TASK BRIEF:
From the entries below, gather each line containing the word "frac".

DATASET:
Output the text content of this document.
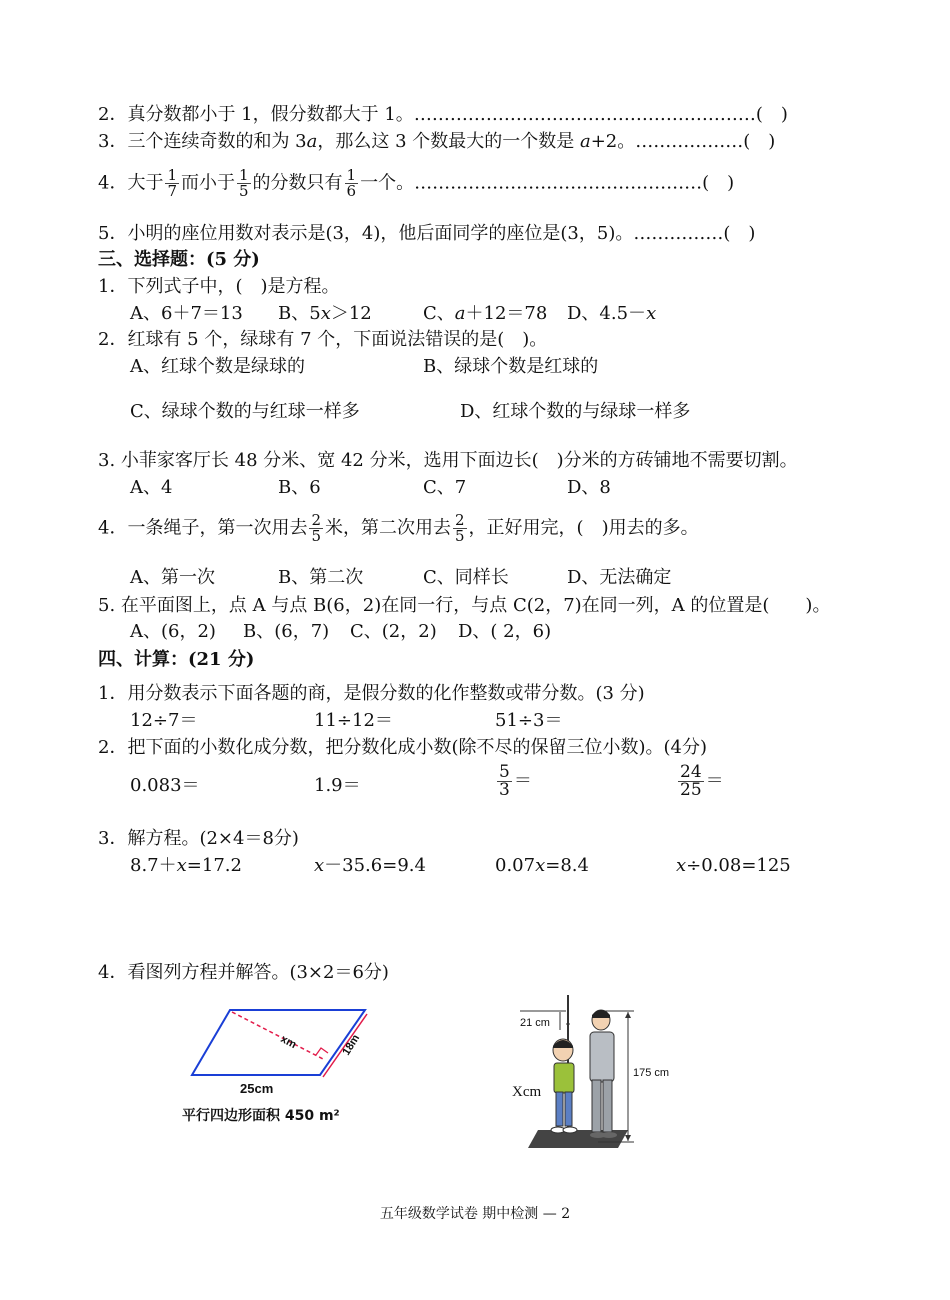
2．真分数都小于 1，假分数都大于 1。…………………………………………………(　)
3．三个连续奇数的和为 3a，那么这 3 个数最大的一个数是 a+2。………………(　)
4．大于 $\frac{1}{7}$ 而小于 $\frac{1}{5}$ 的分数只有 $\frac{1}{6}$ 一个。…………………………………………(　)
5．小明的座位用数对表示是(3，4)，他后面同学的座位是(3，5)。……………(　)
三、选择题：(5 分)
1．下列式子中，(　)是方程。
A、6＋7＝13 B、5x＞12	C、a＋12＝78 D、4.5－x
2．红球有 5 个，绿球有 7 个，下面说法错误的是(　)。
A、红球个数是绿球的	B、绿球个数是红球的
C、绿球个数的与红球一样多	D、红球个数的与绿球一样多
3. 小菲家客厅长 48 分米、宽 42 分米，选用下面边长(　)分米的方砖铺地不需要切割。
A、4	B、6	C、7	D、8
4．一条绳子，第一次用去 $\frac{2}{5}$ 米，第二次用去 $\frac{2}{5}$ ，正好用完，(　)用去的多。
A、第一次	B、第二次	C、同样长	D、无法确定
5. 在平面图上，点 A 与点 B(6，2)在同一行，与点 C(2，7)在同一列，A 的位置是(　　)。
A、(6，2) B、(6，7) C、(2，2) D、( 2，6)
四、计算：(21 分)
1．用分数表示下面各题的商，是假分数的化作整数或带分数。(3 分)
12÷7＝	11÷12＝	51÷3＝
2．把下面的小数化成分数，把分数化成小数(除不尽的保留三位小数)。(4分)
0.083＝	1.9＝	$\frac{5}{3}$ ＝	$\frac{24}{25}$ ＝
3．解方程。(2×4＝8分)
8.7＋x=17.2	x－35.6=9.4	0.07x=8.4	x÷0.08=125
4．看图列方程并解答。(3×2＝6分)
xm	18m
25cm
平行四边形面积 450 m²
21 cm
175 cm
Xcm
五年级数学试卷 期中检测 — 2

RESPONSE TO THIS TASK:
4．大于 $\frac{1}{7}$ 而小于 $\frac{1}{5}$ 的分数只有 $\frac{1}{6}$ 一个。…………………………………………(　)
4．一条绳子，第一次用去 $\frac{2}{5}$ 米，第二次用去 $\frac{2}{5}$ ，正好用完，(　)用去的多。
0.083＝	1.9＝	$\frac{5}{3}$ ＝	$\frac{24}{25}$ ＝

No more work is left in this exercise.